**SOURCE MATERIAL**:
################
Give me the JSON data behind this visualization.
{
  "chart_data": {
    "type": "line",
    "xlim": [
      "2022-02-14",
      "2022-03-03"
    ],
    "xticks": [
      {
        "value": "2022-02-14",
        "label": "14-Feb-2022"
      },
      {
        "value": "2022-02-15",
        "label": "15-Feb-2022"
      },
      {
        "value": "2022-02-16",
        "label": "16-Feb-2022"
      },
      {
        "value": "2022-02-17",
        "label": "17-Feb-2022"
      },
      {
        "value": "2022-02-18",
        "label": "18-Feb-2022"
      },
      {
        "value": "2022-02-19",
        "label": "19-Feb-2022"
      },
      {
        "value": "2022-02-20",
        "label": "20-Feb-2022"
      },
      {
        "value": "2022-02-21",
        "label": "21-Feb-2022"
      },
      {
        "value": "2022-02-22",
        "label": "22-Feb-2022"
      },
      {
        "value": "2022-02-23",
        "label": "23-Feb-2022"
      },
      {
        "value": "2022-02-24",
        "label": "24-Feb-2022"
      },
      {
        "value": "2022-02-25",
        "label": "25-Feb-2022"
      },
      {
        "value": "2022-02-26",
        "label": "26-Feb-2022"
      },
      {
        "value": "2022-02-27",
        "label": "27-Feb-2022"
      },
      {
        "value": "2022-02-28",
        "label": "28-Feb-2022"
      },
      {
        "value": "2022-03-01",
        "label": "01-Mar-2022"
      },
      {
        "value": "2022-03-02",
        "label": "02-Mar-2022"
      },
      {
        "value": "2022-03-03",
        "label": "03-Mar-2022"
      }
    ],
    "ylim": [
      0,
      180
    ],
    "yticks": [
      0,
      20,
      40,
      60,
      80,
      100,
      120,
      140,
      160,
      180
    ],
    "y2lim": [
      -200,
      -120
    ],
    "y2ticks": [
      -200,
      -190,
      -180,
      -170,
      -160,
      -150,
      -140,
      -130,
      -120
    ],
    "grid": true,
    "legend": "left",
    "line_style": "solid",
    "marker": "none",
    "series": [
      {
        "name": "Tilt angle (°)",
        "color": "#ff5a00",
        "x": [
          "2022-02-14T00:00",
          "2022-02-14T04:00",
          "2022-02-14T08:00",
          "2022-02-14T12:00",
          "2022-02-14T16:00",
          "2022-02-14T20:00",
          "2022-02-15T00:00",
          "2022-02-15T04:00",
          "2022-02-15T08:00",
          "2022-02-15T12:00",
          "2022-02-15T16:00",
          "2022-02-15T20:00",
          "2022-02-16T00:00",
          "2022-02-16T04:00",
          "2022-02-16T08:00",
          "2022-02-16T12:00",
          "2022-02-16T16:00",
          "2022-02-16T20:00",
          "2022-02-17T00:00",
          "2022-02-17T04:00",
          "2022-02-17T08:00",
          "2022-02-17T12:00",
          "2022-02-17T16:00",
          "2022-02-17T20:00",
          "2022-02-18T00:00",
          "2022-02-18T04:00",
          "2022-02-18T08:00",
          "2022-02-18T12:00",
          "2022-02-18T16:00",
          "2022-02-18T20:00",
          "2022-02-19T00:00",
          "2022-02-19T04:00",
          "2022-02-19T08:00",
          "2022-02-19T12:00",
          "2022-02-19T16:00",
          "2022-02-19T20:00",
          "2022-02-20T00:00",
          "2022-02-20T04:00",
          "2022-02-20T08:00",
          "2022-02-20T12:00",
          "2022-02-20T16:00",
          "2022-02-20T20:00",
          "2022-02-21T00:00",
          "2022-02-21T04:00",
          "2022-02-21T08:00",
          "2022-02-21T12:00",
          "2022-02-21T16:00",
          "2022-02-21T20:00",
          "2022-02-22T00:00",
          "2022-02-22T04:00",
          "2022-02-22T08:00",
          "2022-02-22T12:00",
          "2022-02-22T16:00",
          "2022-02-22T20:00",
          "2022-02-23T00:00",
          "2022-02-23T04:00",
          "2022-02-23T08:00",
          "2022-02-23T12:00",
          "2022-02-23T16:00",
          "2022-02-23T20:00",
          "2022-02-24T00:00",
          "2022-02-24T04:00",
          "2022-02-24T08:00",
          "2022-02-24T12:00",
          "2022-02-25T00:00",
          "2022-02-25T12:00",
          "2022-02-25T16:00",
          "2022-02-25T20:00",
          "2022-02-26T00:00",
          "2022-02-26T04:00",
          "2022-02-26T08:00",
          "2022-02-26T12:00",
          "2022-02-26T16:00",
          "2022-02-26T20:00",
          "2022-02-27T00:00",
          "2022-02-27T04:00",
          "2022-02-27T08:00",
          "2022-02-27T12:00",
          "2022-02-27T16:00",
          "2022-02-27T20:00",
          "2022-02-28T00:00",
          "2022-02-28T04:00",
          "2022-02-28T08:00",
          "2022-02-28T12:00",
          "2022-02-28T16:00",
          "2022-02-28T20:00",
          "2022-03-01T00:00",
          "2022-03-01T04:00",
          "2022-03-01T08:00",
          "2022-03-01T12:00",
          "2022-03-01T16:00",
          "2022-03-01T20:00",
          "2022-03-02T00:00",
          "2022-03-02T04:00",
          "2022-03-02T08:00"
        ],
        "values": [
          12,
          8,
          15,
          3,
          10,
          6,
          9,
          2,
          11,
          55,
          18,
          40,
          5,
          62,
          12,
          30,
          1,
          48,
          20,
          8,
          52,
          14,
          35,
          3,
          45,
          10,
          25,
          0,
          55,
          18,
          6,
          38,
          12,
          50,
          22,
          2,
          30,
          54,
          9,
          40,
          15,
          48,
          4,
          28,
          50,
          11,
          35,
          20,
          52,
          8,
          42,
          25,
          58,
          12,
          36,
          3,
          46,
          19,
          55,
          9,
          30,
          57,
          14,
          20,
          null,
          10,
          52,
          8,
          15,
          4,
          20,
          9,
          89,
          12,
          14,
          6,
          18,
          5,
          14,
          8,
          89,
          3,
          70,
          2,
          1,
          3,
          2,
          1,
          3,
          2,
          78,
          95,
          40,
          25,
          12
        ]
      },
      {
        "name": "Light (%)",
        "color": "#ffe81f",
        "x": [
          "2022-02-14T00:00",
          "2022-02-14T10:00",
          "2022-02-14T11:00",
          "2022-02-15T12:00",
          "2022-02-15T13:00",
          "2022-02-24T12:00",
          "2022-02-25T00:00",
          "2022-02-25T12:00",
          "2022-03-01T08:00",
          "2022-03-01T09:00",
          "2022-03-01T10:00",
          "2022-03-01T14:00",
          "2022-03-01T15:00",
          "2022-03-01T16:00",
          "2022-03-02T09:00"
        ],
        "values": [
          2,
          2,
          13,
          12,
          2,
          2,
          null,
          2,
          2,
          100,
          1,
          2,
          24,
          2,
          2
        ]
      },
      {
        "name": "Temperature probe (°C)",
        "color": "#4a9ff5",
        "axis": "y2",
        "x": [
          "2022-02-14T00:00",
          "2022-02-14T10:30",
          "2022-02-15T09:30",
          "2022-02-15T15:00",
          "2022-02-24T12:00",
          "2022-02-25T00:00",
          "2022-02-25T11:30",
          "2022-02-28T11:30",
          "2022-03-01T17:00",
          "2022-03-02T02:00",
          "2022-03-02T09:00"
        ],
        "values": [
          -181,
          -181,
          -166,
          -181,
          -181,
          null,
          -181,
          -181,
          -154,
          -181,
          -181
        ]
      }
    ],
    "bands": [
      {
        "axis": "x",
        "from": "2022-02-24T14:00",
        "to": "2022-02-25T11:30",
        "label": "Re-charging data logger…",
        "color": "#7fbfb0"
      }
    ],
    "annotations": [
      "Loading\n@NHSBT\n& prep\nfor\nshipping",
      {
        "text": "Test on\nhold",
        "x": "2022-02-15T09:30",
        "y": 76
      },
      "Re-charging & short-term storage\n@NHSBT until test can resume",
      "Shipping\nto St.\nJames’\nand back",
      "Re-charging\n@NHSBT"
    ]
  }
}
################
**TASK BRIEF**:
Each line above must be printed exactly as it appears.

**PROBLEM SOLUTION**:
Give me the JSON data behind this visualization.
{
  "chart_data": {
    "type": "line",
    "xlim": [
      "2022-02-14",
      "2022-03-03"
    ],
    "xticks": [
      {
        "value": "2022-02-14",
        "label": "14-Feb-2022"
      },
      {
        "value": "2022-02-15",
        "label": "15-Feb-2022"
      },
      {
        "value": "2022-02-16",
        "label": "16-Feb-2022"
      },
      {
        "value": "2022-02-17",
        "label": "17-Feb-2022"
      },
      {
        "value": "2022-02-18",
        "label": "18-Feb-2022"
      },
      {
        "value": "2022-02-19",
        "label": "19-Feb-2022"
      },
      {
        "value": "2022-02-20",
        "label": "20-Feb-2022"
      },
      {
        "value": "2022-02-21",
        "label": "21-Feb-2022"
      },
      {
        "value": "2022-02-22",
        "label": "22-Feb-2022"
      },
      {
        "value": "2022-02-23",
        "label": "23-Feb-2022"
      },
      {
        "value": "2022-02-24",
        "label": "24-Feb-2022"
      },
      {
        "value": "2022-02-25",
        "label": "25-Feb-2022"
      },
      {
        "value": "2022-02-26",
        "label": "26-Feb-2022"
      },
      {
        "value": "2022-02-27",
        "label": "27-Feb-2022"
      },
      {
        "value": "2022-02-28",
        "label": "28-Feb-2022"
      },
      {
        "value": "2022-03-01",
        "label": "01-Mar-2022"
      },
      {
        "value": "2022-03-02",
        "label": "02-Mar-2022"
      },
      {
        "value": "2022-03-03",
        "label": "03-Mar-2022"
      }
    ],
    "ylim": [
      0,
      180
    ],
    "yticks": [
      0,
      20,
      40,
      60,
      80,
      100,
      120,
      140,
      160,
      180
    ],
    "y2lim": [
      -200,
      -120
    ],
    "y2ticks": [
      -200,
      -190,
      -180,
      -170,
      -160,
      -150,
      -140,
      -130,
      -120
    ],
    "grid": true,
    "legend": "left",
    "line_style": "solid",
    "marker": "none",
    "series": [
      {
        "name": "Tilt angle (°)",
        "color": "#ff5a00",
        "x": [
          "2022-02-14T00:00",
          "2022-02-14T04:00",
          "2022-02-14T08:00",
          "2022-02-14T12:00",
          "2022-02-14T16:00",
          "2022-02-14T20:00",
          "2022-02-15T00:00",
          "2022-02-15T04:00",
          "2022-02-15T08:00",
          "2022-02-15T12:00",
          "2022-02-15T16:00",
          "2022-02-15T20:00",
          "2022-02-16T00:00",
          "2022-02-16T04:00",
          "2022-02-16T08:00",
          "2022-02-16T12:00",
          "2022-02-16T16:00",
          "2022-02-16T20:00",
          "2022-02-17T00:00",
          "2022-02-17T04:00",
          "2022-02-17T08:00",
          "2022-02-17T12:00",
          "2022-02-17T16:00",
          "2022-02-17T20:00",
          "2022-02-18T00:00",
          "2022-02-18T04:00",
          "2022-02-18T08:00",
          "2022-02-18T12:00",
          "2022-02-18T16:00",
          "2022-02-18T20:00",
          "2022-02-19T00:00",
          "2022-02-19T04:00",
          "2022-02-19T08:00",
          "2022-02-19T12:00",
          "2022-02-19T16:00",
          "2022-02-19T20:00",
          "2022-02-20T00:00",
          "2022-02-20T04:00",
          "2022-02-20T08:00",
          "2022-02-20T12:00",
          "2022-02-20T16:00",
          "2022-02-20T20:00",
          "2022-02-21T00:00",
          "2022-02-21T04:00",
          "2022-02-21T08:00",
          "2022-02-21T12:00",
          "2022-02-21T16:00",
          "2022-02-21T20:00",
          "2022-02-22T00:00",
          "2022-02-22T04:00",
          "2022-02-22T08:00",
          "2022-02-22T12:00",
          "2022-02-22T16:00",
          "2022-02-22T20:00",
          "2022-02-23T00:00",
          "2022-02-23T04:00",
          "2022-02-23T08:00",
          "2022-02-23T12:00",
          "2022-02-23T16:00",
          "2022-02-23T20:00",
          "2022-02-24T00:00",
          "2022-02-24T04:00",
          "2022-02-24T08:00",
          "2022-02-24T12:00",
          "2022-02-25T00:00",
          "2022-02-25T12:00",
          "2022-02-25T16:00",
          "2022-02-25T20:00",
          "2022-02-26T00:00",
          "2022-02-26T04:00",
          "2022-02-26T08:00",
          "2022-02-26T12:00",
          "2022-02-26T16:00",
          "2022-02-26T20:00",
          "2022-02-27T00:00",
          "2022-02-27T04:00",
          "2022-02-27T08:00",
          "2022-02-27T12:00",
          "2022-02-27T16:00",
          "2022-02-27T20:00",
          "2022-02-28T00:00",
          "2022-02-28T04:00",
          "2022-02-28T08:00",
          "2022-02-28T12:00",
          "2022-02-28T16:00",
          "2022-02-28T20:00",
          "2022-03-01T00:00",
          "2022-03-01T04:00",
          "2022-03-01T08:00",
          "2022-03-01T12:00",
          "2022-03-01T16:00",
          "2022-03-01T20:00",
          "2022-03-02T00:00",
          "2022-03-02T04:00",
          "2022-03-02T08:00"
        ],
        "values": [
          12,
          8,
          15,
          3,
          10,
          6,
          9,
          2,
          11,
          55,
          18,
          40,
          5,
          62,
          12,
          30,
          1,
          48,
          20,
          8,
          52,
          14,
          35,
          3,
          45,
          10,
          25,
          0,
          55,
          18,
          6,
          38,
          12,
          50,
          22,
          2,
          30,
          54,
          9,
          40,
          15,
          48,
          4,
          28,
          50,
          11,
          35,
          20,
          52,
          8,
          42,
          25,
          58,
          12,
          36,
          3,
          46,
          19,
          55,
          9,
          30,
          57,
          14,
          20,
          null,
          10,
          52,
          8,
          15,
          4,
          20,
          9,
          89,
          12,
          14,
          6,
          18,
          5,
          14,
          8,
          89,
          3,
          70,
          2,
          1,
          3,
          2,
          1,
          3,
          2,
          78,
          95,
          40,
          25,
          12
        ]
      },
      {
        "name": "Light (%)",
        "color": "#ffe81f",
        "x": [
          "2022-02-14T00:00",
          "2022-02-14T10:00",
          "2022-02-14T11:00",
          "2022-02-15T12:00",
          "2022-02-15T13:00",
          "2022-02-24T12:00",
          "2022-02-25T00:00",
          "2022-02-25T12:00",
          "2022-03-01T08:00",
          "2022-03-01T09:00",
          "2022-03-01T10:00",
          "2022-03-01T14:00",
          "2022-03-01T15:00",
          "2022-03-01T16:00",
          "2022-03-02T09:00"
        ],
        "values": [
          2,
          2,
          13,
          12,
          2,
          2,
          null,
          2,
          2,
          100,
          1,
          2,
          24,
          2,
          2
        ]
      },
      {
        "name": "Temperature probe (°C)",
        "color": "#4a9ff5",
        "axis": "y2",
        "x": [
          "2022-02-14T00:00",
          "2022-02-14T10:30",
          "2022-02-15T09:30",
          "2022-02-15T15:00",
          "2022-02-24T12:00",
          "2022-02-25T00:00",
          "2022-02-25T11:30",
          "2022-02-28T11:30",
          "2022-03-01T17:00",
          "2022-03-02T02:00",
          "2022-03-02T09:00"
        ],
        "values": [
          -181,
          -181,
          -166,
          -181,
          -181,
          null,
          -181,
          -181,
          -154,
          -181,
          -181
        ]
      }
    ],
    "bands": [
      {
        "axis": "x",
        "from": "2022-02-24T14:00",
        "to": "2022-02-25T11:30",
        "label": "Re-charging data logger…",
        "color": "#7fbfb0"
      }
    ],
    "annotations": [
      "Loading\n@NHSBT\n& prep\nfor\nshipping",
      {
        "text": "Test on\nhold",
        "x": "2022-02-15T09:30",
        "y": 76
      },
      "Re-charging & short-term storage\n@NHSBT until test can resume",
      "Shipping\nto St.\nJames’\nand back",
      "Re-charging\n@NHSBT"
    ]
  }
}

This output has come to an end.